**What is required:**
Copy every line of the data that contains the string "理事会は".

(Extracted records)
··········

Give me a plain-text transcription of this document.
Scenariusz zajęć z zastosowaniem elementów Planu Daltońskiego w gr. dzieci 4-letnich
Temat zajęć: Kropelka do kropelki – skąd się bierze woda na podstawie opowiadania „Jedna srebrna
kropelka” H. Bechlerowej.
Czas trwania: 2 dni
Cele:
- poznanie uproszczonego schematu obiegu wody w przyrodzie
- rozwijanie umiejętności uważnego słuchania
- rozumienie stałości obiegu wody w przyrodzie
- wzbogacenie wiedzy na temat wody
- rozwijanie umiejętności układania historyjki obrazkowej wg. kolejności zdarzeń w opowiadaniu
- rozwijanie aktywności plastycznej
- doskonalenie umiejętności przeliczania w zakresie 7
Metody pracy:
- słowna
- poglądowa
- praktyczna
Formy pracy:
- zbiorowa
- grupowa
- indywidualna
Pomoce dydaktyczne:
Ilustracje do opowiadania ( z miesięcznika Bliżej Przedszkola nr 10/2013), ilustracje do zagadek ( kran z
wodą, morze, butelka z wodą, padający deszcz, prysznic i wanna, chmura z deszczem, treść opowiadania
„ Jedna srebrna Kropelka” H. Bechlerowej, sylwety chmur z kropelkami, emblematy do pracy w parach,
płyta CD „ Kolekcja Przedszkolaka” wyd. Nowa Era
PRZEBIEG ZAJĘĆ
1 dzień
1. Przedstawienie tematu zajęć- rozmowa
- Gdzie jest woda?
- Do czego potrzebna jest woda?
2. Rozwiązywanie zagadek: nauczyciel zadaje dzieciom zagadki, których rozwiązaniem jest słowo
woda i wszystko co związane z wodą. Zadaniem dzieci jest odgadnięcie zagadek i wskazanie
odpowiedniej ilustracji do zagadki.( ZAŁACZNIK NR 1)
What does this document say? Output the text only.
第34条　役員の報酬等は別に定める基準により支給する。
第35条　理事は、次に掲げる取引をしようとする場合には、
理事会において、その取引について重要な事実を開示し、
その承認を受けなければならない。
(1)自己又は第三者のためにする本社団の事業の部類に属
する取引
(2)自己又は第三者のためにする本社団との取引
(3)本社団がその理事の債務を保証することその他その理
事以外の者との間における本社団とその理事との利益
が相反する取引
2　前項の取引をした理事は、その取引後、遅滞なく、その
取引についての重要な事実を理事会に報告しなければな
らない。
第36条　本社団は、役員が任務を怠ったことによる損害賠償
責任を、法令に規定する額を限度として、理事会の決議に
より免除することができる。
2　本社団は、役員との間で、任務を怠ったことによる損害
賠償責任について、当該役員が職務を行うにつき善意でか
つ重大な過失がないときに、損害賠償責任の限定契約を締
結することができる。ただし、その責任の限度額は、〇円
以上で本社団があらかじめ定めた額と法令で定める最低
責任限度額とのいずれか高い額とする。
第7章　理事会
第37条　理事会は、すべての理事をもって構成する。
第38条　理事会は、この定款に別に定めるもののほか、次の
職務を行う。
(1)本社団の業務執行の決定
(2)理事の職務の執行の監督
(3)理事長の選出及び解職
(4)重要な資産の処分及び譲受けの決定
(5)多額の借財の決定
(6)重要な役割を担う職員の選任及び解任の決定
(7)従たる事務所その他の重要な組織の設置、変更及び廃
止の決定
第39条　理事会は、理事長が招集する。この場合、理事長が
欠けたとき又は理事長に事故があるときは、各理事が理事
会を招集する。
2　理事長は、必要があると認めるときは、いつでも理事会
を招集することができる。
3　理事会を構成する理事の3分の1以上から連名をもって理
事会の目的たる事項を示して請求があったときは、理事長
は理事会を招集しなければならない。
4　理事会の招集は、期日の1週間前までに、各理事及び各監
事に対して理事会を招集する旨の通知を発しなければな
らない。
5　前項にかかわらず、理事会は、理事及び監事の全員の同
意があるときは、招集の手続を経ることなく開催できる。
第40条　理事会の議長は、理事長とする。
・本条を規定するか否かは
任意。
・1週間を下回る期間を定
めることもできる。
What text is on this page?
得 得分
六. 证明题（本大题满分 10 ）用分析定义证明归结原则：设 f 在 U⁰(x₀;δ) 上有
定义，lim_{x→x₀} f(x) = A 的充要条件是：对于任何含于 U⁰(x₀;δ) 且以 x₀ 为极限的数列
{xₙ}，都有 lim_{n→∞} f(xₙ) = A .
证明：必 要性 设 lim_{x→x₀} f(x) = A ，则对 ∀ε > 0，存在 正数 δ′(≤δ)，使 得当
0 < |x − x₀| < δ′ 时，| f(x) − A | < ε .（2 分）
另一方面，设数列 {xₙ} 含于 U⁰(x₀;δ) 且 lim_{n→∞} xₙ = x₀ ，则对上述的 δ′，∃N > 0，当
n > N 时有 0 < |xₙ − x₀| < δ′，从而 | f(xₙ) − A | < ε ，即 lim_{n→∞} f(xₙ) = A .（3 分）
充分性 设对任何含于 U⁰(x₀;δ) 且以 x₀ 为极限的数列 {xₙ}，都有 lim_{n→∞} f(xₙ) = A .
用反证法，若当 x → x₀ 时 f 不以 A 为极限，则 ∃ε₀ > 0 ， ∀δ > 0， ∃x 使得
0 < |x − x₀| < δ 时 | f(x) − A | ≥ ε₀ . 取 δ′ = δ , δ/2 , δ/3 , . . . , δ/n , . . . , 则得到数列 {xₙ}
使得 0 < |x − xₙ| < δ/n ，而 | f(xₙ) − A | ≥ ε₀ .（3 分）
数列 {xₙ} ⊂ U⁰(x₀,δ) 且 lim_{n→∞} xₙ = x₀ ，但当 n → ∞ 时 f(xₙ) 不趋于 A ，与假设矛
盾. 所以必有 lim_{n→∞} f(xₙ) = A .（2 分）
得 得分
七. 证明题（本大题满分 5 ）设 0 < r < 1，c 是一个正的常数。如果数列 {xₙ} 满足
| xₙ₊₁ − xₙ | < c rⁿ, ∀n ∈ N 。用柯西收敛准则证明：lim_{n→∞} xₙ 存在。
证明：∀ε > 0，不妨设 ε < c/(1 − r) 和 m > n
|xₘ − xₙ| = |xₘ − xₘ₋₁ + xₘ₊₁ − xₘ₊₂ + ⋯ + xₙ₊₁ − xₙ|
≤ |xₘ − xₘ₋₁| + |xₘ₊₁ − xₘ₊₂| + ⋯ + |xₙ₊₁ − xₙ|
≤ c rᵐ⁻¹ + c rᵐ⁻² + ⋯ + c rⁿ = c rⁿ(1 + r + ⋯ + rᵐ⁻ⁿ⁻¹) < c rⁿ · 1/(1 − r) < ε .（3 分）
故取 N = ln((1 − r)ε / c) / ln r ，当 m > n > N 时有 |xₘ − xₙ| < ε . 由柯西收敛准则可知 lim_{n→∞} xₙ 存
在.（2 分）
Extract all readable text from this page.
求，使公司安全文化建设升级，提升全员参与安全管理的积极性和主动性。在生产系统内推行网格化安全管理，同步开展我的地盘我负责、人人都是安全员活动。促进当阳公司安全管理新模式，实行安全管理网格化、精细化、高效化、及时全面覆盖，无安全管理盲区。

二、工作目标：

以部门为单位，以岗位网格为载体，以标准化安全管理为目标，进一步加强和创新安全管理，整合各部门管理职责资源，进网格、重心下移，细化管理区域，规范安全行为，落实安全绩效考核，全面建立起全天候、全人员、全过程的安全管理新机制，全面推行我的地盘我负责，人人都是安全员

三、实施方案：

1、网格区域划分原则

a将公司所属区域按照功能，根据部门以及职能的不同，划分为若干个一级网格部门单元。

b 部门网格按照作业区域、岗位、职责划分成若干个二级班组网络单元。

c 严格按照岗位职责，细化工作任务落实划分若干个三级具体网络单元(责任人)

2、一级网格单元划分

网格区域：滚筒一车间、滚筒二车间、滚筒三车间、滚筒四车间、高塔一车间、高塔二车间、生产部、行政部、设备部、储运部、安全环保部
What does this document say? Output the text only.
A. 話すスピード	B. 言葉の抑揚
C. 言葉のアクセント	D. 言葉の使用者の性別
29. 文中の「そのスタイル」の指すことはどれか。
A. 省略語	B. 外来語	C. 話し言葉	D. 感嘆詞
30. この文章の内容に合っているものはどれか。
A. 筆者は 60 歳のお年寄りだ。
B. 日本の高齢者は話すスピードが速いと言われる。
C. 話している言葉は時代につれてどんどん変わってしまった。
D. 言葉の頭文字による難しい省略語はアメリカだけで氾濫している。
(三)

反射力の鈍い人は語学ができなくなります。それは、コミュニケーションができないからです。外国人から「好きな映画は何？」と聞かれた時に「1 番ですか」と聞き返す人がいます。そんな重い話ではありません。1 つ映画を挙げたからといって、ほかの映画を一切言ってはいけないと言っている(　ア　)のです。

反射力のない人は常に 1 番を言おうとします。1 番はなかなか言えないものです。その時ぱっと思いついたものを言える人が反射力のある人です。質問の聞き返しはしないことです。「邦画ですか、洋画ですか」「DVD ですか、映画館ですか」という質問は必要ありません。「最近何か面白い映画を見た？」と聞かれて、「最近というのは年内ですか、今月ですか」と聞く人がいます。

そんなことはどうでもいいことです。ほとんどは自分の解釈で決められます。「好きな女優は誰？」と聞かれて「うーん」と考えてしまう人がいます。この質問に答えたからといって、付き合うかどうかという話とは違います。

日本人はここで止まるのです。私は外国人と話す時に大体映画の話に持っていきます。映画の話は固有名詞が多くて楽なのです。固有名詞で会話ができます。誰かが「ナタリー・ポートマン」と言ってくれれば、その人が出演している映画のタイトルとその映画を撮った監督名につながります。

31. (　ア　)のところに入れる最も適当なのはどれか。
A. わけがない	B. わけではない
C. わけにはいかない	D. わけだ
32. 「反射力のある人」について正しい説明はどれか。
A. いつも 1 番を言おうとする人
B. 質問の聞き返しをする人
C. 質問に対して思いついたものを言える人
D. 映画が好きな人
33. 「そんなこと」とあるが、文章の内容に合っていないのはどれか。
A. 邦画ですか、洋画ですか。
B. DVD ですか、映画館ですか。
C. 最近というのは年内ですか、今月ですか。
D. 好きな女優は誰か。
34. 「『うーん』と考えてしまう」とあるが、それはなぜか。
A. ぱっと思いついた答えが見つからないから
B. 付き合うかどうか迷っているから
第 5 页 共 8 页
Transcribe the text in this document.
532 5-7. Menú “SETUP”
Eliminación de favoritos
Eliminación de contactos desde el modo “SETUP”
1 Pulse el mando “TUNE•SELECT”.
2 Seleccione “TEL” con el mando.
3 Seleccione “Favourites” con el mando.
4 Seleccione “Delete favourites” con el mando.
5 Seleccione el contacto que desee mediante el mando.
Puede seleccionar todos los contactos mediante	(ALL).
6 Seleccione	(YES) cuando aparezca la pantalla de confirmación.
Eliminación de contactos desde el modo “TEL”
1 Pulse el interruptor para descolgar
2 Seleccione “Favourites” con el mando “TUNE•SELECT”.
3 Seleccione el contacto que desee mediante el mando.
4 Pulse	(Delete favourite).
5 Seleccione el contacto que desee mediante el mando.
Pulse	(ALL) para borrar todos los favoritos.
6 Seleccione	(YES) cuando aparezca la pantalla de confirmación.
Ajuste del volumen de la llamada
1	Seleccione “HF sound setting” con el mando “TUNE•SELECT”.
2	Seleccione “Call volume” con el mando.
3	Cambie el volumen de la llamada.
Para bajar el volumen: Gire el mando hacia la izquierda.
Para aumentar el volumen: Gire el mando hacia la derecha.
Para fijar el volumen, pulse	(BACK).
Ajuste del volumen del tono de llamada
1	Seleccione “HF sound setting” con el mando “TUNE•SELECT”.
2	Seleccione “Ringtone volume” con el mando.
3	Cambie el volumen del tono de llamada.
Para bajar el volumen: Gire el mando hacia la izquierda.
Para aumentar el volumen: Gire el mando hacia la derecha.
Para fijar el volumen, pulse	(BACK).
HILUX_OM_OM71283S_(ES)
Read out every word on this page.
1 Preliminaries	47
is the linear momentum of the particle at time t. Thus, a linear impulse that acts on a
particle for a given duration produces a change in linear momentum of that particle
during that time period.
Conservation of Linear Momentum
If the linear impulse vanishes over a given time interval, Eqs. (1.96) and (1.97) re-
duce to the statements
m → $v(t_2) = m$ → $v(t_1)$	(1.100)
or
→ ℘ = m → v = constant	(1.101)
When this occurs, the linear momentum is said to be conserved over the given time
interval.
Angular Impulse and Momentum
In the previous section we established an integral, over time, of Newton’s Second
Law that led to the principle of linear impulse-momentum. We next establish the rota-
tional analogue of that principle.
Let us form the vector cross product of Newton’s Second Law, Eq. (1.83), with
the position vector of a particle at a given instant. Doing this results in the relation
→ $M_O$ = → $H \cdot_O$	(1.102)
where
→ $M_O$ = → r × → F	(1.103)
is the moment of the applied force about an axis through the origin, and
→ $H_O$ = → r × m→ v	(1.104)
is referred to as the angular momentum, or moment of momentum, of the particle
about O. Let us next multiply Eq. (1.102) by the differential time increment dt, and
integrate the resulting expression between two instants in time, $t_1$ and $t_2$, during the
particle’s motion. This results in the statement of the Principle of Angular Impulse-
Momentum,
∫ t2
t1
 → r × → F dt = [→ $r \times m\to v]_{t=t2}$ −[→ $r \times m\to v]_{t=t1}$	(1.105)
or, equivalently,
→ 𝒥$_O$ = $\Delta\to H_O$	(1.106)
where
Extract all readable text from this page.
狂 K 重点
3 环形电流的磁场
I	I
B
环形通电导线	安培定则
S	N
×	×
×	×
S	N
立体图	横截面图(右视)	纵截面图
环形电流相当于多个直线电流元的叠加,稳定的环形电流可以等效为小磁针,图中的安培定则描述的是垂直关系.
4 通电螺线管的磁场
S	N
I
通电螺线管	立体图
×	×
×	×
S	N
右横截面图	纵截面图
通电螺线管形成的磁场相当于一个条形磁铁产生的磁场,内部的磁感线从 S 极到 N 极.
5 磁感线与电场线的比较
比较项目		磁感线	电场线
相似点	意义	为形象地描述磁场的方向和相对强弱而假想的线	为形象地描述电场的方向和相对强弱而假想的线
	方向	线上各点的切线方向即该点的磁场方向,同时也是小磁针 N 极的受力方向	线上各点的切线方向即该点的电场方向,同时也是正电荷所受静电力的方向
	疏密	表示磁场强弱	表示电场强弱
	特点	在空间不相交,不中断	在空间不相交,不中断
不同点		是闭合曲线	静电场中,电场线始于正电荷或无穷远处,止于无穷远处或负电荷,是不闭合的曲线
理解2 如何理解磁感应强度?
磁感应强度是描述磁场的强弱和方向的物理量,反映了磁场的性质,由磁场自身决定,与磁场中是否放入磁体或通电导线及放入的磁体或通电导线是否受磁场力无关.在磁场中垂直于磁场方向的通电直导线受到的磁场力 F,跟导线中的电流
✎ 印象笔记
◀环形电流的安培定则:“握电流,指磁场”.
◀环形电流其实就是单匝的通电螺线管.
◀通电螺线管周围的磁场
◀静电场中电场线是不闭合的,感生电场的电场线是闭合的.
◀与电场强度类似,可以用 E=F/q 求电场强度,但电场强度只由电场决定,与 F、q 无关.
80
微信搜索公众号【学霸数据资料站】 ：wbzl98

··········

**Task response:**
第37条　理事会は、すべての理事をもって構成する。
第38条　理事会は、この定款に別に定めるもののほか、次の
第39条　理事会は、理事長が招集する。この場合、理事長が
5　前項にかかわらず、理事会は、理事及び監事の全員の同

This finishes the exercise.